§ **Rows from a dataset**
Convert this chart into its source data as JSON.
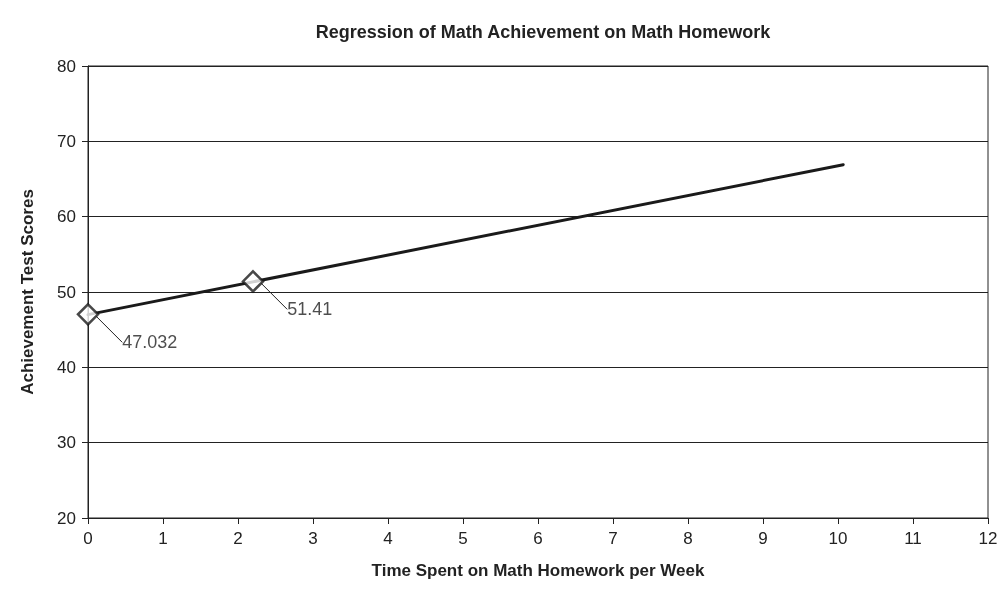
{
  "chart_data": {
    "type": "line",
    "title": "Regression of Math Achievement on Math Homework",
    "xlabel": "Time Spent on Math Homework per Week",
    "ylabel": "Achievement Test Scores",
    "series": [
      {
        "color": "#1a1a1a",
        "x": [
          0,
          10.07
        ],
        "values": [
          47,
          66.9
        ],
        "marker": "none",
        "line_style": "solid"
      },
      {
        "type": "scatter",
        "color": "#1a1a1a",
        "x": [
          0,
          2.2
        ],
        "values": [
          47.032,
          51.41
        ],
        "marker": "diamond",
        "value_labels": [
          "47.032",
          "51.41"
        ]
      }
    ],
    "xlim": [
      0,
      12
    ],
    "xticks": [
      0,
      1,
      2,
      3,
      4,
      5,
      6,
      7,
      8,
      9,
      10,
      11,
      12
    ],
    "ylim": [
      20,
      80
    ],
    "yticks": [
      20,
      30,
      40,
      50,
      60,
      70,
      80
    ],
    "grid": "y"
  }
}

§ **Exercise**
Search the records for the word "Math" and copy every line where it occurs.

§ **Full response**
    "title": "Regression of Math Achievement on Math Homework",
    "xlabel": "Time Spent on Math Homework per Week",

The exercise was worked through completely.